(What this task involves) Transcribe, exactly as they appear, only the lines from the one holding "Type out the text in this image." through the end of the entries below.

Saved data entries
>> start

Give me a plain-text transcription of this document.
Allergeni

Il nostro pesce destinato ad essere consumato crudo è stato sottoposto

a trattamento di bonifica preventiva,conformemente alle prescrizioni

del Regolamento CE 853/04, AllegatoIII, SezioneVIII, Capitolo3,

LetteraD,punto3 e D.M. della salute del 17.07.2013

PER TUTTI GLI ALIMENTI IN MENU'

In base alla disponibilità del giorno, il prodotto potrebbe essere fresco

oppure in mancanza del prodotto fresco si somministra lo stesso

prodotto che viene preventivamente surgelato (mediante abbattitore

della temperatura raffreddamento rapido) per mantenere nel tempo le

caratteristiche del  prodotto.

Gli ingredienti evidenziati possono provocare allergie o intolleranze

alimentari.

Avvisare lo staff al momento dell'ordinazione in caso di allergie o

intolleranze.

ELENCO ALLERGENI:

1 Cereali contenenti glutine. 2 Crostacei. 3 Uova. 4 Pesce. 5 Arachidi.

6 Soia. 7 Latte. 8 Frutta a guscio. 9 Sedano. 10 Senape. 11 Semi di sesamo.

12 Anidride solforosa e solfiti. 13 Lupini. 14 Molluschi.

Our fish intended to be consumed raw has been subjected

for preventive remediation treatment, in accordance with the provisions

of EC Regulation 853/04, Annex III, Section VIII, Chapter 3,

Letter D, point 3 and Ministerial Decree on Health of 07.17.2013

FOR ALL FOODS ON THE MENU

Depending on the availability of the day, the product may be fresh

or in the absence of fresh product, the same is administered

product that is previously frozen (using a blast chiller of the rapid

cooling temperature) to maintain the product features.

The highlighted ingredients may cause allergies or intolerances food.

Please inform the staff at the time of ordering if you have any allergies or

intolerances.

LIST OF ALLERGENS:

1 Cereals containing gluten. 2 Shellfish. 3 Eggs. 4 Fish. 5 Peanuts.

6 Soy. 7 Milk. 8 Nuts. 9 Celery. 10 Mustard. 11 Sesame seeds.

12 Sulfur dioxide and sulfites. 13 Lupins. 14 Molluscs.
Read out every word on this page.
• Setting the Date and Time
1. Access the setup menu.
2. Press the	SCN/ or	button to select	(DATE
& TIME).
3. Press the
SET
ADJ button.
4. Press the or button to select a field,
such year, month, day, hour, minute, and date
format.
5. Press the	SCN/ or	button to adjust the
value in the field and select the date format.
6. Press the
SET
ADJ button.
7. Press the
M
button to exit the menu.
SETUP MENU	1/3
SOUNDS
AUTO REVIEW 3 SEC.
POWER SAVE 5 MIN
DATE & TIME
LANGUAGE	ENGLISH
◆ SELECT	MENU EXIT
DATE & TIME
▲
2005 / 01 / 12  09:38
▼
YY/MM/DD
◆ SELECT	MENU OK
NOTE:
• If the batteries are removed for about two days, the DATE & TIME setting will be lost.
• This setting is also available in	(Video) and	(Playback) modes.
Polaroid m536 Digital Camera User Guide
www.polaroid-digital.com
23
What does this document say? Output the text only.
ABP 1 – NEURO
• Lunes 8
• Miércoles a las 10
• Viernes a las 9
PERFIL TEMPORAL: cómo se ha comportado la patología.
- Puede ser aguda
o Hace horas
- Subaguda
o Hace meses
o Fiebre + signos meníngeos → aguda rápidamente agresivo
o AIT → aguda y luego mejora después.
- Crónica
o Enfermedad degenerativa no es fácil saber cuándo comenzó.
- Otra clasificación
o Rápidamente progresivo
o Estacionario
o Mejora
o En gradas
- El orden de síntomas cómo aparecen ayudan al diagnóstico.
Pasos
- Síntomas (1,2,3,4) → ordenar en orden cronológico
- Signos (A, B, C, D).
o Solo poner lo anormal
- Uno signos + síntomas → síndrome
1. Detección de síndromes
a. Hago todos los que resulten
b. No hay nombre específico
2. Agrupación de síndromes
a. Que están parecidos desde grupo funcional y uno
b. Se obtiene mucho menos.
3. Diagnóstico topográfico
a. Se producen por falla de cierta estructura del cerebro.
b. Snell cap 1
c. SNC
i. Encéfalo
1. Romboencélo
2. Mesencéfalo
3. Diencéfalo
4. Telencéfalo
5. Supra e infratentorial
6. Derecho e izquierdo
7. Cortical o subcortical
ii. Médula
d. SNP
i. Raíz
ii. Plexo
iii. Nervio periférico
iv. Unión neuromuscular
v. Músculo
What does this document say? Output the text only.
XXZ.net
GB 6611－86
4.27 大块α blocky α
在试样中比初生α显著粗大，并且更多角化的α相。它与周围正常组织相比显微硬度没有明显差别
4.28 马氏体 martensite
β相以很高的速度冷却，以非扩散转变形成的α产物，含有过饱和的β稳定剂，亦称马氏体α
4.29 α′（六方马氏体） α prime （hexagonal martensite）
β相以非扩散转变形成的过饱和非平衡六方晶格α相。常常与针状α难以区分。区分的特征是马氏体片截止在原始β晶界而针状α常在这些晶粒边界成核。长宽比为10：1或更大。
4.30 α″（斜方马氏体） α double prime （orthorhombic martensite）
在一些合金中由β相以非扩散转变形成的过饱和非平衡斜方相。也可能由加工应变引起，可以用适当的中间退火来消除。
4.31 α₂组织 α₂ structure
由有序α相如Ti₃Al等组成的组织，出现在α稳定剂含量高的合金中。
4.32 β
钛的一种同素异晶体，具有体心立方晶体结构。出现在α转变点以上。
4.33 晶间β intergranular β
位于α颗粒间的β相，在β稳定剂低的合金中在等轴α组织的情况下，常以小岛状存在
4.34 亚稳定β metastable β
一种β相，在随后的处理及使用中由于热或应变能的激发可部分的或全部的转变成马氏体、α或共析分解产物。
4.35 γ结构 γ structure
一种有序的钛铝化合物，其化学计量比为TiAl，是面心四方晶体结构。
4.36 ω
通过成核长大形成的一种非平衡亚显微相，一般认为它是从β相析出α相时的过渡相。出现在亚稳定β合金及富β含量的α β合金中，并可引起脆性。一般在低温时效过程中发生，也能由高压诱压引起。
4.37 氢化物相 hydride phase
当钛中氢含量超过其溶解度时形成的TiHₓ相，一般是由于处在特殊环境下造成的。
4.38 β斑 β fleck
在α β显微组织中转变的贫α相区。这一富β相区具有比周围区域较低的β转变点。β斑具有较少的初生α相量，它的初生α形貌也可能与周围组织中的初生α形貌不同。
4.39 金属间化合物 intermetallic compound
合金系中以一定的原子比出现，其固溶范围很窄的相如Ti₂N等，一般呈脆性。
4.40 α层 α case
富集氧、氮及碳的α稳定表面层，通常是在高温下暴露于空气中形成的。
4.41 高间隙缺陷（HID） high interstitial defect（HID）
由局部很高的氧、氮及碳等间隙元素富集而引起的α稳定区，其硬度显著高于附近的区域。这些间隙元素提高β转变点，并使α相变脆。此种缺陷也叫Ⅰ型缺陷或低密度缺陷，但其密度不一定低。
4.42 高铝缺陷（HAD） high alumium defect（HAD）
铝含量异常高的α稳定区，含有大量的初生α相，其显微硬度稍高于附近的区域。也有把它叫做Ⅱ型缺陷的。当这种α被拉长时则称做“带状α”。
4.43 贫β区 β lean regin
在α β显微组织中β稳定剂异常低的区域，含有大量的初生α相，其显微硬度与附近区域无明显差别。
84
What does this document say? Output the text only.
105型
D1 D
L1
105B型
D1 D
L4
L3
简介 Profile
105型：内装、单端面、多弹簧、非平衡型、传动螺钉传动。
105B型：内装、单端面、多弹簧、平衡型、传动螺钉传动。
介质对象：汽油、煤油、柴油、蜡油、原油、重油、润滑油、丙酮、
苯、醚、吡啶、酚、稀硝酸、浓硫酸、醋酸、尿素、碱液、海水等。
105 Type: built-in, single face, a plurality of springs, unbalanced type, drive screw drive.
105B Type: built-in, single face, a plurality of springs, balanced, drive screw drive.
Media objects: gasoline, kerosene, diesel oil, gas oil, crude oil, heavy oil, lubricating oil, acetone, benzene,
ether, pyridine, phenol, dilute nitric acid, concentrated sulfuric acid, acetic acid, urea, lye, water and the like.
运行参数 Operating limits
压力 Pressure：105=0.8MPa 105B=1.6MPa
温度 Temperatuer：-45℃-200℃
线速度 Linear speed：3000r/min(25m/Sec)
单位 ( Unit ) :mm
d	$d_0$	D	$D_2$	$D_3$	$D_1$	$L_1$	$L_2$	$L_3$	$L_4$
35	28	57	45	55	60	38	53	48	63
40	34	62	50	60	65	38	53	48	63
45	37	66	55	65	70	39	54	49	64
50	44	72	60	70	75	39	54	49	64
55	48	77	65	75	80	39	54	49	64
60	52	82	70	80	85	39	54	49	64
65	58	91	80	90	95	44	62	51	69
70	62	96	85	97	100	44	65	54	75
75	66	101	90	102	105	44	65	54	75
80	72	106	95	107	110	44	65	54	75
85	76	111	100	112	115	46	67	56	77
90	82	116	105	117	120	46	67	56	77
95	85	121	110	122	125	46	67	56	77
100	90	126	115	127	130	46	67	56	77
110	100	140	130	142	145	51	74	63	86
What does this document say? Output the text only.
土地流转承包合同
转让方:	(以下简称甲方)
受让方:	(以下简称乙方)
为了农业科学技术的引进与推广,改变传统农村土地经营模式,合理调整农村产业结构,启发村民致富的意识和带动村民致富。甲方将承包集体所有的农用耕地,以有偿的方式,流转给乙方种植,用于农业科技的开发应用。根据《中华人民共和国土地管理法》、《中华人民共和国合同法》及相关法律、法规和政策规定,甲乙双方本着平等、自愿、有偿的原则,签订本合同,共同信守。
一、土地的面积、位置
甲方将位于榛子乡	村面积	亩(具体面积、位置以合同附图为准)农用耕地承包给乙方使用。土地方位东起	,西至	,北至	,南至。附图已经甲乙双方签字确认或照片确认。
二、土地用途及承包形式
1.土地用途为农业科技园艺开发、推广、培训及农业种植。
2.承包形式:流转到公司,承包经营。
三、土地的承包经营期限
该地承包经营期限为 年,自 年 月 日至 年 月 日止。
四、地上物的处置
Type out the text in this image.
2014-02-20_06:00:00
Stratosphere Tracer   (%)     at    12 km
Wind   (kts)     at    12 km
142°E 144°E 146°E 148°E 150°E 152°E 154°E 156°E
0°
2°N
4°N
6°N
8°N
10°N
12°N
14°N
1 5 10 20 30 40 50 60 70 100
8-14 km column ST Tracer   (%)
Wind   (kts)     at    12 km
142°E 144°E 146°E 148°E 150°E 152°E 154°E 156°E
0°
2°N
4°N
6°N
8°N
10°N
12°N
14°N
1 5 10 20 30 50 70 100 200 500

>> end

(Task result)
Type out the text in this image.
2014-02-20_06:00:00
Stratosphere Tracer   (%)     at    12 km
Wind   (kts)     at    12 km
142°E 144°E 146°E 148°E 150°E 152°E 154°E 156°E
0°
2°N
4°N
6°N
8°N
10°N
12°N
14°N
1 5 10 20 30 40 50 60 70 100
8-14 km column ST Tracer   (%)
Wind   (kts)     at    12 km
142°E 144°E 146°E 148°E 150°E 152°E 154°E 156°E
0°
2°N
4°N
6°N
8°N
10°N
12°N
14°N
1 5 10 20 30 50 70 100 200 500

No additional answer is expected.